── Available data

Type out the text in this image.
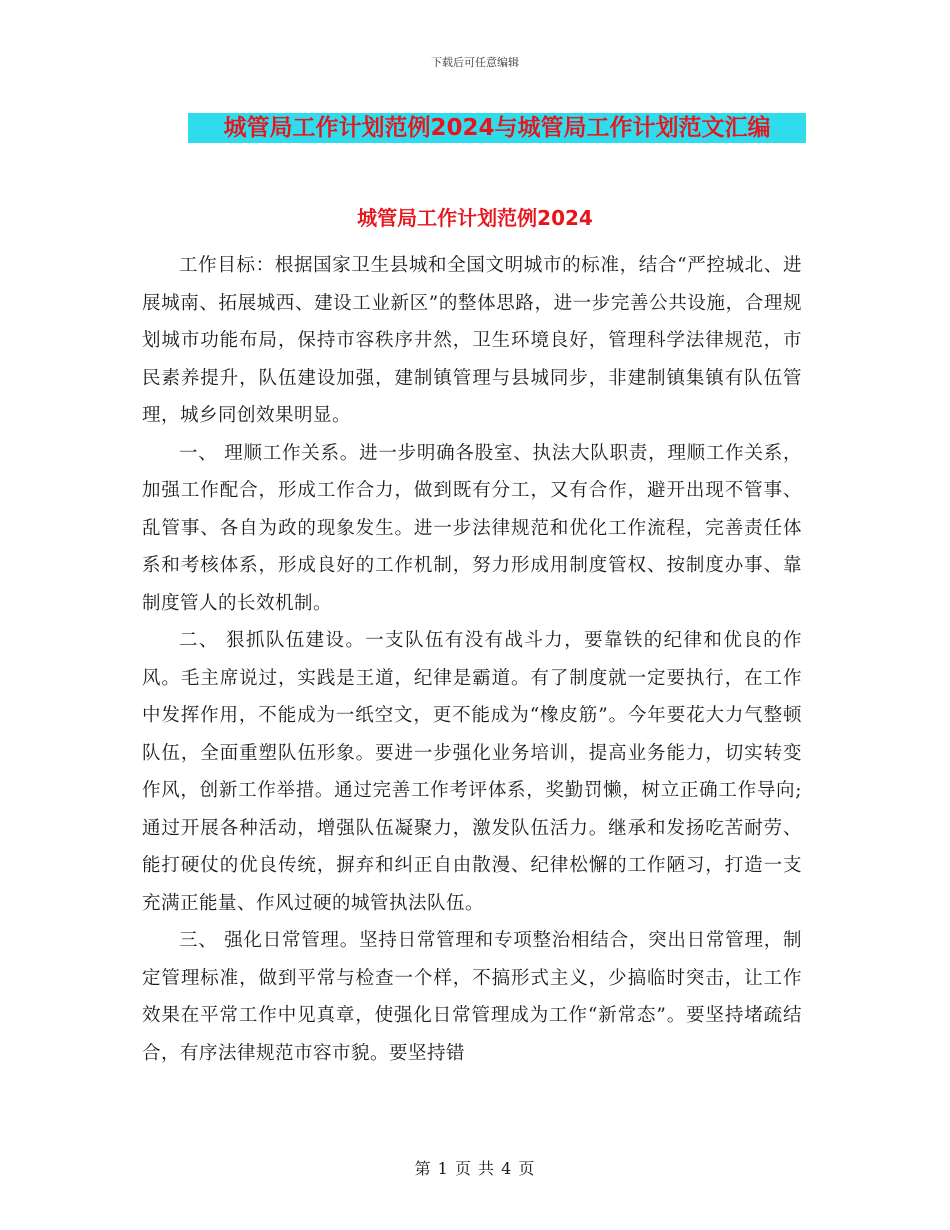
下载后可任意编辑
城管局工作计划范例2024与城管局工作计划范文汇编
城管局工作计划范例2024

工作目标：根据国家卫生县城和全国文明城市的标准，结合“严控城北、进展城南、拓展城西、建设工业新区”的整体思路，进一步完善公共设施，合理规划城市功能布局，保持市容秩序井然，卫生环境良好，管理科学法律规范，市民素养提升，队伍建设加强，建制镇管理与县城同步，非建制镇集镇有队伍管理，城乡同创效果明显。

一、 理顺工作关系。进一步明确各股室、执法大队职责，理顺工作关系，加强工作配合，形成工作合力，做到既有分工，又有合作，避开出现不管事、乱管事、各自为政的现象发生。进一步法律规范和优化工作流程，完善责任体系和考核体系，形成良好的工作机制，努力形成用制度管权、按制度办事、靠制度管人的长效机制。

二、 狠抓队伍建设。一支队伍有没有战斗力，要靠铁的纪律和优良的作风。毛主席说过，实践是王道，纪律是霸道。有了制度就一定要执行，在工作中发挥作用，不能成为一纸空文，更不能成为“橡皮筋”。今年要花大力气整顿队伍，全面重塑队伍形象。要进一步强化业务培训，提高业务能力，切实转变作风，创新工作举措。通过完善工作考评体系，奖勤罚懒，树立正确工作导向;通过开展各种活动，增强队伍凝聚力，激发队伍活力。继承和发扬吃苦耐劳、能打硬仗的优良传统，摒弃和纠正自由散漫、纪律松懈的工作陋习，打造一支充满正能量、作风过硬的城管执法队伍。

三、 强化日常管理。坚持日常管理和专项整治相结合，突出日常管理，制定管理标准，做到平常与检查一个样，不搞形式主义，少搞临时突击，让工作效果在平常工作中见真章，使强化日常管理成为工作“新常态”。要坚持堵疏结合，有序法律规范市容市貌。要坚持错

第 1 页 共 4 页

────
── Available data

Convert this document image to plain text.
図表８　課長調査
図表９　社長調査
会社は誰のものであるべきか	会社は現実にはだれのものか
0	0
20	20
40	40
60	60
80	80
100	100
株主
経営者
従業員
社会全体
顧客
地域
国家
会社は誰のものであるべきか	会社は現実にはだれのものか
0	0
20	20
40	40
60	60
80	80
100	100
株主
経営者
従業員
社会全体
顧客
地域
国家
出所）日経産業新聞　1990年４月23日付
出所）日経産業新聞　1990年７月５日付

────

→ **What you need to do**
Show the lines of the records that include the string "text".

→ **Solution for this problem**
Type out the text in this image.
Convert this document image to plain text.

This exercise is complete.